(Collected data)
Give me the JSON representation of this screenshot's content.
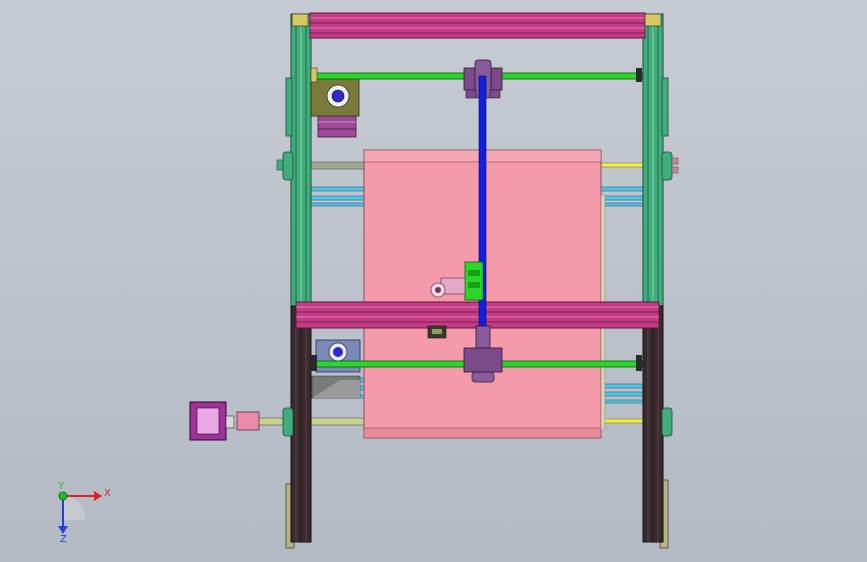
{
  "triad": {
    "x_label": "X",
    "y_label": "Y",
    "z_label": "Z",
    "x_color": "#e02020",
    "y_color": "#20c020",
    "z_color": "#2040e0"
  },
  "colors": {
    "background_top": "#c6cbd3",
    "background_bottom": "#b4bac4",
    "frame_green": "#3fae7c",
    "frame_dark": "#3a2a2e",
    "rail_magenta": "#c43c86",
    "rod_green": "#2ad62a",
    "belt_blue": "#1020e0",
    "bed_pink": "#f59aaa",
    "cyan_rail": "#4fc8e8",
    "motor_olive": "#7a7a3a",
    "motor_violet": "#a04a9a"
  }
}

▸ Task statement
Using the data above, write out every line exactly, leaving the images behind.

▸ Output of the exercise
Give me the JSON representation of this screenshot's content.
{
  "triad": {
    "x_label": "X",
    "y_label": "Y",
    "z_label": "Z",
    "x_color": "#e02020",
    "y_color": "#20c020",
    "z_color": "#2040e0"
  },
  "colors": {
    "background_top": "#c6cbd3",
    "background_bottom": "#b4bac4",
    "frame_green": "#3fae7c",
    "frame_dark": "#3a2a2e",
    "rail_magenta": "#c43c86",
    "rod_green": "#2ad62a",
    "belt_blue": "#1020e0",
    "bed_pink": "#f59aaa",
    "cyan_rail": "#4fc8e8",
    "motor_olive": "#7a7a3a",
    "motor_violet": "#a04a9a"
  }
}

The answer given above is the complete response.